(Saved entries)
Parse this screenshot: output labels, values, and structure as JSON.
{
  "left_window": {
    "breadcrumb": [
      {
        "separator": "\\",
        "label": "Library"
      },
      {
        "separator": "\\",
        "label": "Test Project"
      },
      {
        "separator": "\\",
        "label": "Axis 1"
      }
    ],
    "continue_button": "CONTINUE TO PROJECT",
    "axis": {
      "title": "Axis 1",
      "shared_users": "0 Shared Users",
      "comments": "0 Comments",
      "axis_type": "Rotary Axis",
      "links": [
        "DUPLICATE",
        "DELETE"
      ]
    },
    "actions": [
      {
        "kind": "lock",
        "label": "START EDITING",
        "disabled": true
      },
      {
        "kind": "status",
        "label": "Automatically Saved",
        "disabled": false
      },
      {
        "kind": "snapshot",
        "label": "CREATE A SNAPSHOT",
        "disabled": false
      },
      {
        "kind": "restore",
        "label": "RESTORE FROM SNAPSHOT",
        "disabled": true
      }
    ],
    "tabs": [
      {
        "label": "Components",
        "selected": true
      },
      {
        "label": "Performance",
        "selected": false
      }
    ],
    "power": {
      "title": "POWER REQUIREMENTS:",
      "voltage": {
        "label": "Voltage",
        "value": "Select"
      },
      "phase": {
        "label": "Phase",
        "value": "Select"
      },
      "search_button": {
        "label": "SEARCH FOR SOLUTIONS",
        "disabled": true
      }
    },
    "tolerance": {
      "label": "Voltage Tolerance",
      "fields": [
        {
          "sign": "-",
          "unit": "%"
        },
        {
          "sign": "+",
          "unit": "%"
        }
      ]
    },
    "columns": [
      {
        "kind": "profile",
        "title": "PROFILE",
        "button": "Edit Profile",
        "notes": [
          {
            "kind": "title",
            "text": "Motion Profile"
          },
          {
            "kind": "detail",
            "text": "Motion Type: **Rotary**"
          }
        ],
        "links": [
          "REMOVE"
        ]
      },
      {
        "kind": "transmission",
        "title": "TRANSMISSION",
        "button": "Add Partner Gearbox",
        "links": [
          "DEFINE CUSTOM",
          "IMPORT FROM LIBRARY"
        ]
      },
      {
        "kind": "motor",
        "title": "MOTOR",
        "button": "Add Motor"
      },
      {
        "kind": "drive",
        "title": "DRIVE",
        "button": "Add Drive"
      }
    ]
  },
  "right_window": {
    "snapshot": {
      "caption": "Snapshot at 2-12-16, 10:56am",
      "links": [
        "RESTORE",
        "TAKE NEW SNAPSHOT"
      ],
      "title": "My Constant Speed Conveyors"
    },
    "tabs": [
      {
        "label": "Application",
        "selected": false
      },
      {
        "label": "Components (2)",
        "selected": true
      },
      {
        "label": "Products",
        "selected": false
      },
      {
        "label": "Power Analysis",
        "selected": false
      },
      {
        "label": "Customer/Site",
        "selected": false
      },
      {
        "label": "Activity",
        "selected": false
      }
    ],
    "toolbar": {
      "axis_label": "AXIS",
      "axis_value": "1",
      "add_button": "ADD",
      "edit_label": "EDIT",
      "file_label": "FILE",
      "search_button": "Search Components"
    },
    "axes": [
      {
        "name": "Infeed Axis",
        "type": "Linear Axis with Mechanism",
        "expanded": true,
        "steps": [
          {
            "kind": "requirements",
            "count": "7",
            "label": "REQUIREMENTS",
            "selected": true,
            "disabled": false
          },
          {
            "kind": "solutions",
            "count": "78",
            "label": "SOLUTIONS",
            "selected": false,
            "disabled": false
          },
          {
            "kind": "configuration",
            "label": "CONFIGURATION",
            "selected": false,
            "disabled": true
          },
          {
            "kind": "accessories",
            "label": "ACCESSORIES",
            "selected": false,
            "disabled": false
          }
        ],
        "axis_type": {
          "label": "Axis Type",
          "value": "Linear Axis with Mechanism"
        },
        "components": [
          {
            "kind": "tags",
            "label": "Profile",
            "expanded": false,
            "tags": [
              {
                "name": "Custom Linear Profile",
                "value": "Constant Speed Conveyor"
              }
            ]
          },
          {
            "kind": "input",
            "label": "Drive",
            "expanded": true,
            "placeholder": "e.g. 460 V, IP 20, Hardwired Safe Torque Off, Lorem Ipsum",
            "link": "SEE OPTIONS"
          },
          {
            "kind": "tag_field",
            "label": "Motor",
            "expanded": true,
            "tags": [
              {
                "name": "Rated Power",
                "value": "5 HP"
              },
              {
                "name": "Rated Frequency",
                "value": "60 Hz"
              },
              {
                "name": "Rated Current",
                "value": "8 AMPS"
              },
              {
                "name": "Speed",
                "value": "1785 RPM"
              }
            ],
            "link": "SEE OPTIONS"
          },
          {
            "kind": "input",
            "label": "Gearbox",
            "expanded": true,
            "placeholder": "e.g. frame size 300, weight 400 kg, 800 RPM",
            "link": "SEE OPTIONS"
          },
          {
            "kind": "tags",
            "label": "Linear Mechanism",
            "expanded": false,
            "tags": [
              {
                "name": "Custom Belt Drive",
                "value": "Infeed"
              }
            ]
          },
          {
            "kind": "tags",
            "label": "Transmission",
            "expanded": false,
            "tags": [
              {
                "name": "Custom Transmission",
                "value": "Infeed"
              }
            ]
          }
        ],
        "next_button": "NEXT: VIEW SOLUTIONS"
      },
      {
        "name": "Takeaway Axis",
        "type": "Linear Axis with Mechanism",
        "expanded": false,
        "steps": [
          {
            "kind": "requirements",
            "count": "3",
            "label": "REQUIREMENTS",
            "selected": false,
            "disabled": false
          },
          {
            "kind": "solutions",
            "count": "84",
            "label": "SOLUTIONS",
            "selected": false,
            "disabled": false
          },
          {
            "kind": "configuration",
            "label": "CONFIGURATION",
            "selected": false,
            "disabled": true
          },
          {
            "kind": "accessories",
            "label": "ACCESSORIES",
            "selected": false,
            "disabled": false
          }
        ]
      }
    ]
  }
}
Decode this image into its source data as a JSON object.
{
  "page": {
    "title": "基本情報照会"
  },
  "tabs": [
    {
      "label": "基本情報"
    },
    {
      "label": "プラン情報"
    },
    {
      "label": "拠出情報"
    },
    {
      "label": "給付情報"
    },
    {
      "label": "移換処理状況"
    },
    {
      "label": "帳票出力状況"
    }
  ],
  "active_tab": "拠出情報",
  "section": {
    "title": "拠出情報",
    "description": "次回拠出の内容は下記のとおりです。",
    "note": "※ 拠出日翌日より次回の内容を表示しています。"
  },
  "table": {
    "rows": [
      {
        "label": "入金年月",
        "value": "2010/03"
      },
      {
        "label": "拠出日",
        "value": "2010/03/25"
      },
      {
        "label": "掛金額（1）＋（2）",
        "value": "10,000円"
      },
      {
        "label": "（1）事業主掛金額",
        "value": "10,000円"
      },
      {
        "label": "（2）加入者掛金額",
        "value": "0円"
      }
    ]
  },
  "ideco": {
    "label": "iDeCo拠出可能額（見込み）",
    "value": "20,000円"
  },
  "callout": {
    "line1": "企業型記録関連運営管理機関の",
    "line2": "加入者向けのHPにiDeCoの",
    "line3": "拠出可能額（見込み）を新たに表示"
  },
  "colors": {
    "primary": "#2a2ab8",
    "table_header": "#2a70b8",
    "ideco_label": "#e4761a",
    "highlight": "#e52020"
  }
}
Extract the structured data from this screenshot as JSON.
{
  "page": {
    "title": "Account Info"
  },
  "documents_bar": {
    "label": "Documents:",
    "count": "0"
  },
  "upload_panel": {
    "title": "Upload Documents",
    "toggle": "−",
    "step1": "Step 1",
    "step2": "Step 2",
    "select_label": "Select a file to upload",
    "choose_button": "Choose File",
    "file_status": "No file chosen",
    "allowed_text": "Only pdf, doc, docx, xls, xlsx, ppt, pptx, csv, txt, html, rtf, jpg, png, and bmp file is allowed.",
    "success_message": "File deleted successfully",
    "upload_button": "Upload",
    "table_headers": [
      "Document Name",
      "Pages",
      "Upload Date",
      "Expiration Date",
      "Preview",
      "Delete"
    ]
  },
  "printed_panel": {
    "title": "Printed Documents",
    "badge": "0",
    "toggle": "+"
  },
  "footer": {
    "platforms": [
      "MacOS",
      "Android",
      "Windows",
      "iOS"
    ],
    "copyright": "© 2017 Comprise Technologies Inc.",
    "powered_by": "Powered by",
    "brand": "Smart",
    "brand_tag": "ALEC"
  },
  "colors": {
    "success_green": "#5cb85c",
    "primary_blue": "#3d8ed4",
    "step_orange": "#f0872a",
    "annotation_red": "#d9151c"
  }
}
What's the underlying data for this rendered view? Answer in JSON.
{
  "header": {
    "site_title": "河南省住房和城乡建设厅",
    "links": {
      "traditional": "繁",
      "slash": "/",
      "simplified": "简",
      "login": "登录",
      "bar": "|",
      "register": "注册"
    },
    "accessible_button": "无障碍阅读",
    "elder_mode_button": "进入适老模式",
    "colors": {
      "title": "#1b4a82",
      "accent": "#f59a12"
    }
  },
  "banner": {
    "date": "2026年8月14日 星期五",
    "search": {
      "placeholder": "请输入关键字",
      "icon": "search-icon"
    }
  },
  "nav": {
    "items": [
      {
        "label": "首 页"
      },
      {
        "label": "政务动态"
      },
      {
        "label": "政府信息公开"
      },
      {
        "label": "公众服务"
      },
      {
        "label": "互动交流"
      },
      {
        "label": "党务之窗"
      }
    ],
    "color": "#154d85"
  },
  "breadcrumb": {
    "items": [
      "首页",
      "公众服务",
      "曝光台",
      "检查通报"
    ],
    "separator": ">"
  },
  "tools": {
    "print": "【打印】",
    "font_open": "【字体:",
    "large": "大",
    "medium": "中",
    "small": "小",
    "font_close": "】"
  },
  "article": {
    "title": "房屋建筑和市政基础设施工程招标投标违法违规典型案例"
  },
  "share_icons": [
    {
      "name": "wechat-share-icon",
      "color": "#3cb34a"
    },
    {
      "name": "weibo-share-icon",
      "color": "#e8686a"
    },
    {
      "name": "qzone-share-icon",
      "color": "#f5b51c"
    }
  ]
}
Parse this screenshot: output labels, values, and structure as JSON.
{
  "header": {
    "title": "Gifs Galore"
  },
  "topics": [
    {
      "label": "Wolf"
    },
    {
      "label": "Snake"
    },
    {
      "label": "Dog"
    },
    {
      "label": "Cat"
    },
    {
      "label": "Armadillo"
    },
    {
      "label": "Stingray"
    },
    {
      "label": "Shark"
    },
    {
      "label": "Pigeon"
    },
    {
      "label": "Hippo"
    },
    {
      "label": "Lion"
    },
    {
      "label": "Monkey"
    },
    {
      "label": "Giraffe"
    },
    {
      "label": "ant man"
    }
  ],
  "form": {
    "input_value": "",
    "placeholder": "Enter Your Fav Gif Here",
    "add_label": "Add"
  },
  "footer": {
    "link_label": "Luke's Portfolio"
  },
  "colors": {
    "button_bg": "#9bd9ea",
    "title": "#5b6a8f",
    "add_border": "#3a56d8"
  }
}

▶ _Exercise_
Go over the records above and tally each line that includes "Rotary". Give the total by itself.

▶ _Correct response_
2